> Recorded data
****************************************
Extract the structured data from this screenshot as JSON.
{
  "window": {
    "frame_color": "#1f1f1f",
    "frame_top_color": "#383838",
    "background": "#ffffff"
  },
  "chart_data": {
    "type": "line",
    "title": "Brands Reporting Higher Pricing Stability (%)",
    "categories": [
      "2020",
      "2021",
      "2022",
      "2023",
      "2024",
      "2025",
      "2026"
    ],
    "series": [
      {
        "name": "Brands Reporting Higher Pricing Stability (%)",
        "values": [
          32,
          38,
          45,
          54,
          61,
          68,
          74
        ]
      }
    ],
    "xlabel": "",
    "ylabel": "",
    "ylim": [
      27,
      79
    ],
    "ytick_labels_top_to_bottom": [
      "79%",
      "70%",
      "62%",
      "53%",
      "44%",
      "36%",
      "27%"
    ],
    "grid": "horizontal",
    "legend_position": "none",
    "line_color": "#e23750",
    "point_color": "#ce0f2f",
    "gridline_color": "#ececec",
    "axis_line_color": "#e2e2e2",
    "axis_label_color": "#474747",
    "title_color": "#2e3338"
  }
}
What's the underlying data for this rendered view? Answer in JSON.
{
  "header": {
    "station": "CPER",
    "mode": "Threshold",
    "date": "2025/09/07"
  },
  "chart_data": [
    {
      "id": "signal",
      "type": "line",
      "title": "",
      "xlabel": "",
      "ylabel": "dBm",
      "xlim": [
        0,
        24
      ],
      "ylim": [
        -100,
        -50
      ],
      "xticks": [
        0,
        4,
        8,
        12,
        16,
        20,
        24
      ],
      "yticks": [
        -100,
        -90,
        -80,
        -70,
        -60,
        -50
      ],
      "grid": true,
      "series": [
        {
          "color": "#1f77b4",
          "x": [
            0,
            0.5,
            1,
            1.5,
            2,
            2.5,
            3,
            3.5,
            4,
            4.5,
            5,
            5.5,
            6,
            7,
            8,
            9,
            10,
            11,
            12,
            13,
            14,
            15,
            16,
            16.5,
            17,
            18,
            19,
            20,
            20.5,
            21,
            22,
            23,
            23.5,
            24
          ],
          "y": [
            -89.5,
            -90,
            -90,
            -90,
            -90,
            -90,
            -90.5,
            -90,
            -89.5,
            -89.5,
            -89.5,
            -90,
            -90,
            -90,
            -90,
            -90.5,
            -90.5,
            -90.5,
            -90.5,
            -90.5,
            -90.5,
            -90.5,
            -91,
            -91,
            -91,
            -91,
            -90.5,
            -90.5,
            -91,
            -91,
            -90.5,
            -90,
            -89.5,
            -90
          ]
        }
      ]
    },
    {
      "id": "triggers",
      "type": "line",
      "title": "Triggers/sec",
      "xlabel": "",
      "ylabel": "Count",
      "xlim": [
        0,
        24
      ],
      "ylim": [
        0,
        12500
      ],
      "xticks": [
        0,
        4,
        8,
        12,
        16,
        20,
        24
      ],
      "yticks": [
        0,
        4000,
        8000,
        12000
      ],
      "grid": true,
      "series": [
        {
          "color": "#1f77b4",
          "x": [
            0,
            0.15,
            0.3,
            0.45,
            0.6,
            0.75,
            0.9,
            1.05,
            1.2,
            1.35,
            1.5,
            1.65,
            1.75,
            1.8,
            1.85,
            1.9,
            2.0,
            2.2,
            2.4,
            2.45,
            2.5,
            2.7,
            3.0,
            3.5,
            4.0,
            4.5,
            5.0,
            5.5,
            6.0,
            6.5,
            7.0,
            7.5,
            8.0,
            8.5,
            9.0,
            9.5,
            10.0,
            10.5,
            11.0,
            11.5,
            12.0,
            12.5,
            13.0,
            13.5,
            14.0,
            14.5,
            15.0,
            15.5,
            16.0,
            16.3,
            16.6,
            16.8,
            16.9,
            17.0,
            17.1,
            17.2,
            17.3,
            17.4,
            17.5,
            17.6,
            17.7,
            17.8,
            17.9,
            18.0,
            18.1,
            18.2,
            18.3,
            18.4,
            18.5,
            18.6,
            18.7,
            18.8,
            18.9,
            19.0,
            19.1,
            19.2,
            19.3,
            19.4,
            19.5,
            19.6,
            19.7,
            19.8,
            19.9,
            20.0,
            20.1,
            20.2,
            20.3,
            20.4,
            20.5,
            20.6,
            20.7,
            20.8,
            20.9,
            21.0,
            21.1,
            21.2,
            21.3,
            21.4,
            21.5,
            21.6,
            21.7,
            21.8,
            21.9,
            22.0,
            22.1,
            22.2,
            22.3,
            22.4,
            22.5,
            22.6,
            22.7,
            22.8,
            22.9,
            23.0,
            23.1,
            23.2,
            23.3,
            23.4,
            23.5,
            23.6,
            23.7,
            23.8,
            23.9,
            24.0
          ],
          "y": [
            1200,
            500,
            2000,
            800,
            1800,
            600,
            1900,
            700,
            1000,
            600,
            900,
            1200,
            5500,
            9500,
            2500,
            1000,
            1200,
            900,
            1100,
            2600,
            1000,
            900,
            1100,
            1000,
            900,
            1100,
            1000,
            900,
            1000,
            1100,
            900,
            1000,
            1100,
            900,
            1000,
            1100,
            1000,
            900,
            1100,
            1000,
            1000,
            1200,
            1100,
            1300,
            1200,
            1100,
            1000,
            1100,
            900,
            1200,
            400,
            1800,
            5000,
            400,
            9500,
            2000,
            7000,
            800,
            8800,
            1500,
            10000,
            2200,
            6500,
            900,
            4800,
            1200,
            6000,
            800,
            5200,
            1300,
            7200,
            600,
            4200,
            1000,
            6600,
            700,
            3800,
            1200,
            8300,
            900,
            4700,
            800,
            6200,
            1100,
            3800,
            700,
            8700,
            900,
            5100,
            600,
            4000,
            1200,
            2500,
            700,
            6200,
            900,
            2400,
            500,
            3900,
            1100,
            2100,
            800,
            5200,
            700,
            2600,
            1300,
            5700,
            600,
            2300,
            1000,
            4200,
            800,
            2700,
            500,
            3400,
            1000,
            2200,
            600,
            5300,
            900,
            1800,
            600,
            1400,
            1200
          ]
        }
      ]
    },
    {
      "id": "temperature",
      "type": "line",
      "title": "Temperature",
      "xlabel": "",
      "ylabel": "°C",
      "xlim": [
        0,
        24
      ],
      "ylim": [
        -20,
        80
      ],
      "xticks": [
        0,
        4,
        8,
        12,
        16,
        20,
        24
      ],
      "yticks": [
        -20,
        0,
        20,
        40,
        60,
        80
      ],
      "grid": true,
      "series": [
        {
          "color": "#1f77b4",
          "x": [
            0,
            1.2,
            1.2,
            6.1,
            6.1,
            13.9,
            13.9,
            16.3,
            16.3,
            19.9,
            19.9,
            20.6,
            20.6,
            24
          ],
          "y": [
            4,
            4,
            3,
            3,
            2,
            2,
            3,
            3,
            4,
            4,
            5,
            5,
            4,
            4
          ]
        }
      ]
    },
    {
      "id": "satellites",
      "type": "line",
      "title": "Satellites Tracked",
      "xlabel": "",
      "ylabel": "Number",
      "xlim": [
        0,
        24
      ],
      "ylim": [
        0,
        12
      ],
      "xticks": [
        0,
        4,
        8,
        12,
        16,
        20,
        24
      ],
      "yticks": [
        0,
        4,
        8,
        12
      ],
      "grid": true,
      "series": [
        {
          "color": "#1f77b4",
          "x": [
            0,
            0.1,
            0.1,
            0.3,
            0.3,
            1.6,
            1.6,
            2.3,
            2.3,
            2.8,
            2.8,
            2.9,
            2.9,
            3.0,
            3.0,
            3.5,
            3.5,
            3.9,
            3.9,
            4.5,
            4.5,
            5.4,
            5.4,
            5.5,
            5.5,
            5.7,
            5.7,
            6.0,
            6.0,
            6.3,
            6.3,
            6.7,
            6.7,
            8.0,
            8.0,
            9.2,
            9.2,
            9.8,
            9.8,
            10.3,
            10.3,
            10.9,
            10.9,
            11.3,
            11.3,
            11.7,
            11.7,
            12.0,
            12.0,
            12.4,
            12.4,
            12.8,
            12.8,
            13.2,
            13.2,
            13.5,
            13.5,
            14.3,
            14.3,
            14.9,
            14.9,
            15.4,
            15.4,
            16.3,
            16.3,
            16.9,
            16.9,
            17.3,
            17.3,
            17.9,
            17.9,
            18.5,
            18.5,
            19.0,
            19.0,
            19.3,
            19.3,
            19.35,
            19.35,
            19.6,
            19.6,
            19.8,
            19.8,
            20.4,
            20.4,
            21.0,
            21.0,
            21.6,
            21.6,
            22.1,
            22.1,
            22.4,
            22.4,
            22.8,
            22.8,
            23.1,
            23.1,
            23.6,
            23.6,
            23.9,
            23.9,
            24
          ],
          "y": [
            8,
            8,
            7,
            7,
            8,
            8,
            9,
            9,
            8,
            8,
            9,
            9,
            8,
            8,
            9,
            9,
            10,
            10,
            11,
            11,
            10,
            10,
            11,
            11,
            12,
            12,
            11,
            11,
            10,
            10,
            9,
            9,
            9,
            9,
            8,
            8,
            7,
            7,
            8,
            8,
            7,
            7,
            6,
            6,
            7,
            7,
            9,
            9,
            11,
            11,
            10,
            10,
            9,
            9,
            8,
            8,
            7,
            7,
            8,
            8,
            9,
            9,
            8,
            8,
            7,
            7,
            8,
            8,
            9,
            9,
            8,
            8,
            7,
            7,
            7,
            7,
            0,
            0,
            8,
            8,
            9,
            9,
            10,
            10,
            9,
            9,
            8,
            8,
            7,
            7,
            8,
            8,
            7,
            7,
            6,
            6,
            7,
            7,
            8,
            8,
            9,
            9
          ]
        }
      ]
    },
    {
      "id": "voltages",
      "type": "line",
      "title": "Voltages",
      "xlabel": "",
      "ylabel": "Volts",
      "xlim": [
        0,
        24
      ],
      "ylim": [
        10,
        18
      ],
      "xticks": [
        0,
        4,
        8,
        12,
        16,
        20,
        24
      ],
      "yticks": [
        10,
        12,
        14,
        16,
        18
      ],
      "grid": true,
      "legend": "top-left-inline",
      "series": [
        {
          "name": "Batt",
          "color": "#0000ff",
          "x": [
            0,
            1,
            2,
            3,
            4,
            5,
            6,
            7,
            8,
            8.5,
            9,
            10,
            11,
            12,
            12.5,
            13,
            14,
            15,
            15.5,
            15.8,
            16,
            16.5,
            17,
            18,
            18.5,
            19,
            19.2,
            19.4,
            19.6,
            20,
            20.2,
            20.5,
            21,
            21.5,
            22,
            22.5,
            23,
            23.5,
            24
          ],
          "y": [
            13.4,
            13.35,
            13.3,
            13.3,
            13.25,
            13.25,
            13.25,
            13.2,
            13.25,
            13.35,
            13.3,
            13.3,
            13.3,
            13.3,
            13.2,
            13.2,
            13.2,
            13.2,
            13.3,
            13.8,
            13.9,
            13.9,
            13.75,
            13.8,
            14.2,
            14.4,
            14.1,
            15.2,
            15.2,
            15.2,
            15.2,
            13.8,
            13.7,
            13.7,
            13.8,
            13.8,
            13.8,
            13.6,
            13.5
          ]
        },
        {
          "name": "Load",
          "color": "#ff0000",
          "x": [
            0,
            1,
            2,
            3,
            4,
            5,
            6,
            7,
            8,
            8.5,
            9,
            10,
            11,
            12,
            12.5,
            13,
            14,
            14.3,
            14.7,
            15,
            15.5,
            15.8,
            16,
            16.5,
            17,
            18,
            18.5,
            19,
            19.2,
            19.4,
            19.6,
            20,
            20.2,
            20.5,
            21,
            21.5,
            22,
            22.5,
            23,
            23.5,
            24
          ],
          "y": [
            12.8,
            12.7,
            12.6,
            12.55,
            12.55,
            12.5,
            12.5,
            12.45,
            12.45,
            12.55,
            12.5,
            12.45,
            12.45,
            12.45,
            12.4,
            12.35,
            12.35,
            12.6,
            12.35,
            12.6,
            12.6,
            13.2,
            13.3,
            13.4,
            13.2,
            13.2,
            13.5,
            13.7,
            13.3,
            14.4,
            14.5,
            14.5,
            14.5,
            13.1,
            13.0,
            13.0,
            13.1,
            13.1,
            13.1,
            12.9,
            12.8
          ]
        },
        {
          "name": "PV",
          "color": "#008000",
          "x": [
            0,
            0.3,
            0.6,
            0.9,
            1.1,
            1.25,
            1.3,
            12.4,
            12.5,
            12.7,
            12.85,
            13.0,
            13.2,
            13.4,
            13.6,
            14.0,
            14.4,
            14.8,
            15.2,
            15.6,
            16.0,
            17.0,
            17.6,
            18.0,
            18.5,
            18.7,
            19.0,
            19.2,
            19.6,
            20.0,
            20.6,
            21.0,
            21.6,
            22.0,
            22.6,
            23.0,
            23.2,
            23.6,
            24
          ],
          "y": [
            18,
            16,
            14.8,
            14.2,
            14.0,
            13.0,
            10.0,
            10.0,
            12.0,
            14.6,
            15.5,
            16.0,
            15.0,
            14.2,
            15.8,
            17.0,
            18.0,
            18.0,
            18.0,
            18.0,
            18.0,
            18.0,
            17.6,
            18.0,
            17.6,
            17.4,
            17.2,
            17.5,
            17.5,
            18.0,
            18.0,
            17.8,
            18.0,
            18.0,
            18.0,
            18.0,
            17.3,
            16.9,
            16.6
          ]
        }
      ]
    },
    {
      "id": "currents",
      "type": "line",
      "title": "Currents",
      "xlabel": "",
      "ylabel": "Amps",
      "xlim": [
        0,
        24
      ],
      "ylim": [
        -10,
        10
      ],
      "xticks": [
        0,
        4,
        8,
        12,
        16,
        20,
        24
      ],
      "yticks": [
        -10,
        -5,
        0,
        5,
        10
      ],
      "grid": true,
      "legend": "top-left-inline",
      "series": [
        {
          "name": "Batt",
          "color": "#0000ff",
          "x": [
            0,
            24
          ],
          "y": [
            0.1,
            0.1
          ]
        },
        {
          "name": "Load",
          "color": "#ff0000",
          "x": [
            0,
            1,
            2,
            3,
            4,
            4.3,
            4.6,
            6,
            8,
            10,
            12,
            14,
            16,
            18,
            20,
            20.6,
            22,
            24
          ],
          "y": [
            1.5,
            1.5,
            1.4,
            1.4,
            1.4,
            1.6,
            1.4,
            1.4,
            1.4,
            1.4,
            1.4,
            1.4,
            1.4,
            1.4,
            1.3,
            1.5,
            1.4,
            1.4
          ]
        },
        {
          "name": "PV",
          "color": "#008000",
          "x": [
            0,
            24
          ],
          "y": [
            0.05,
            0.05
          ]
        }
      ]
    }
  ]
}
****************************************
> Requirement
In the lines above, locate the string "Higher". Copy every line where it occurs.

> Written answer
    "title": "Brands Reporting Higher Pricing Stability (%)",
        "name": "Brands Reporting Higher Pricing Stability (%)",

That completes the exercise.